- TASK
Omit every picture while repeating the entries exactly.

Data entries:
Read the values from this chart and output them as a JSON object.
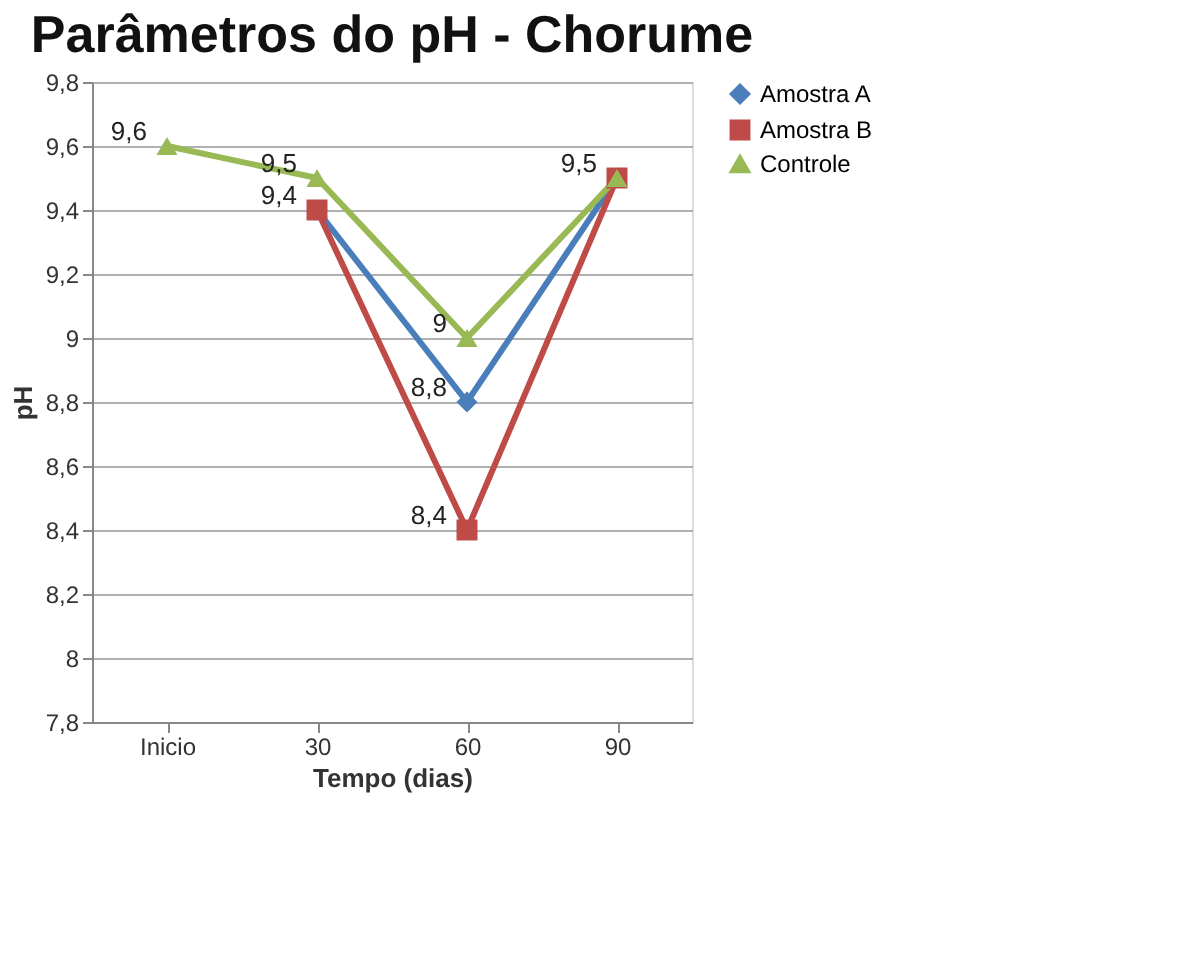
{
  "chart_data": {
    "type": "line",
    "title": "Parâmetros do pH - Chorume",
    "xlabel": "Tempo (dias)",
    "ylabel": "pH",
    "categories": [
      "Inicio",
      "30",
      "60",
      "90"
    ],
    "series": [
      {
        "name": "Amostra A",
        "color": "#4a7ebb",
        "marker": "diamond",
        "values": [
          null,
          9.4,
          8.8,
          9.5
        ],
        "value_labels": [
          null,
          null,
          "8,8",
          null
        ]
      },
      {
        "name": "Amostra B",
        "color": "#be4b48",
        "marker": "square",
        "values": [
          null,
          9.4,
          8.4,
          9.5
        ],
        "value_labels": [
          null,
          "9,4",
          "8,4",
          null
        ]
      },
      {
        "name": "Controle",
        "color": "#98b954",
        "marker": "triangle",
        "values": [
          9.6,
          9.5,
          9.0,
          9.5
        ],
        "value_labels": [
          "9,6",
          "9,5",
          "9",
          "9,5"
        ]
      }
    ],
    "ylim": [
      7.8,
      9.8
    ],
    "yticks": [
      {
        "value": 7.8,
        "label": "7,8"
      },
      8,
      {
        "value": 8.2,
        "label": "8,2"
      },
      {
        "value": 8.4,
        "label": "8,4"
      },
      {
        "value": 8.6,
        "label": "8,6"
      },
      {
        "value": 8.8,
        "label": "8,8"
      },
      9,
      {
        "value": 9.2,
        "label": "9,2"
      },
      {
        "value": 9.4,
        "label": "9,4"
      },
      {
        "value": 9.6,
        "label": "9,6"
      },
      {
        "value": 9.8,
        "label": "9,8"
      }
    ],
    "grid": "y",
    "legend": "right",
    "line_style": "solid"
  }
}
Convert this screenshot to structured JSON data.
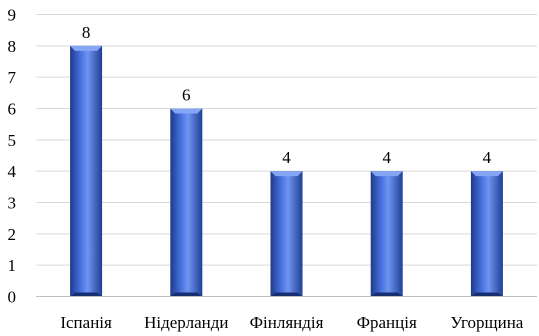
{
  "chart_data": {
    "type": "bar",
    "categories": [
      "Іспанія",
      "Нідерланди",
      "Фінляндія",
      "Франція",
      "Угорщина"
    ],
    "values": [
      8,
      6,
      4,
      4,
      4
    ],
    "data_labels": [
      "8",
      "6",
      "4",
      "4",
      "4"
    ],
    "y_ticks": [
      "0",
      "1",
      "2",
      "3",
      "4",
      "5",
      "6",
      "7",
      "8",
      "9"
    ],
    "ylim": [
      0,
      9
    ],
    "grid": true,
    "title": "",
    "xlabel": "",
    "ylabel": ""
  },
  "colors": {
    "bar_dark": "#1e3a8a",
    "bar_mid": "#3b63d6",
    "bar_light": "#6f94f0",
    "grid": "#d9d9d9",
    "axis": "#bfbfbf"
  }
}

- WRITTEN SOLUTION
Read the values from this chart and output them as a JSON object.
{
  "chart_data": {
    "type": "line",
    "title": "Parâmetros do pH - Chorume",
    "xlabel": "Tempo (dias)",
    "ylabel": "pH",
    "categories": [
      "Inicio",
      "30",
      "60",
      "90"
    ],
    "series": [
      {
        "name": "Amostra A",
        "color": "#4a7ebb",
        "marker": "diamond",
        "values": [
          null,
          9.4,
          8.8,
          9.5
        ],
        "value_labels": [
          null,
          null,
          "8,8",
          null
        ]
      },
      {
        "name": "Amostra B",
        "color": "#be4b48",
        "marker": "square",
        "values": [
          null,
          9.4,
          8.4,
          9.5
        ],
        "value_labels": [
          null,
          "9,4",
          "8,4",
          null
        ]
      },
      {
        "name": "Controle",
        "color": "#98b954",
        "marker": "triangle",
        "values": [
          9.6,
          9.5,
          9.0,
          9.5
        ],
        "value_labels": [
          "9,6",
          "9,5",
          "9",
          "9,5"
        ]
      }
    ],
    "ylim": [
      7.8,
      9.8
    ],
    "yticks": [
      {
        "value": 7.8,
        "label": "7,8"
      },
      8,
      {
        "value": 8.2,
        "label": "8,2"
      },
      {
        "value": 8.4,
        "label": "8,4"
      },
      {
        "value": 8.6,
        "label": "8,6"
      },
      {
        "value": 8.8,
        "label": "8,8"
      },
      9,
      {
        "value": 9.2,
        "label": "9,2"
      },
      {
        "value": 9.4,
        "label": "9,4"
      },
      {
        "value": 9.6,
        "label": "9,6"
      },
      {
        "value": 9.8,
        "label": "9,8"
      }
    ],
    "grid": "y",
    "legend": "right",
    "line_style": "solid"
  }
}
Convert this screenshot to structured JSON data.
{
  "chart_data": {
    "type": "bar",
    "categories": [
      "Іспанія",
      "Нідерланди",
      "Фінляндія",
      "Франція",
      "Угорщина"
    ],
    "values": [
      8,
      6,
      4,
      4,
      4
    ],
    "data_labels": [
      "8",
      "6",
      "4",
      "4",
      "4"
    ],
    "y_ticks": [
      "0",
      "1",
      "2",
      "3",
      "4",
      "5",
      "6",
      "7",
      "8",
      "9"
    ],
    "ylim": [
      0,
      9
    ],
    "grid": true,
    "title": "",
    "xlabel": "",
    "ylabel": ""
  },
  "colors": {
    "bar_dark": "#1e3a8a",
    "bar_mid": "#3b63d6",
    "bar_light": "#6f94f0",
    "grid": "#d9d9d9",
    "axis": "#bfbfbf"
  }
}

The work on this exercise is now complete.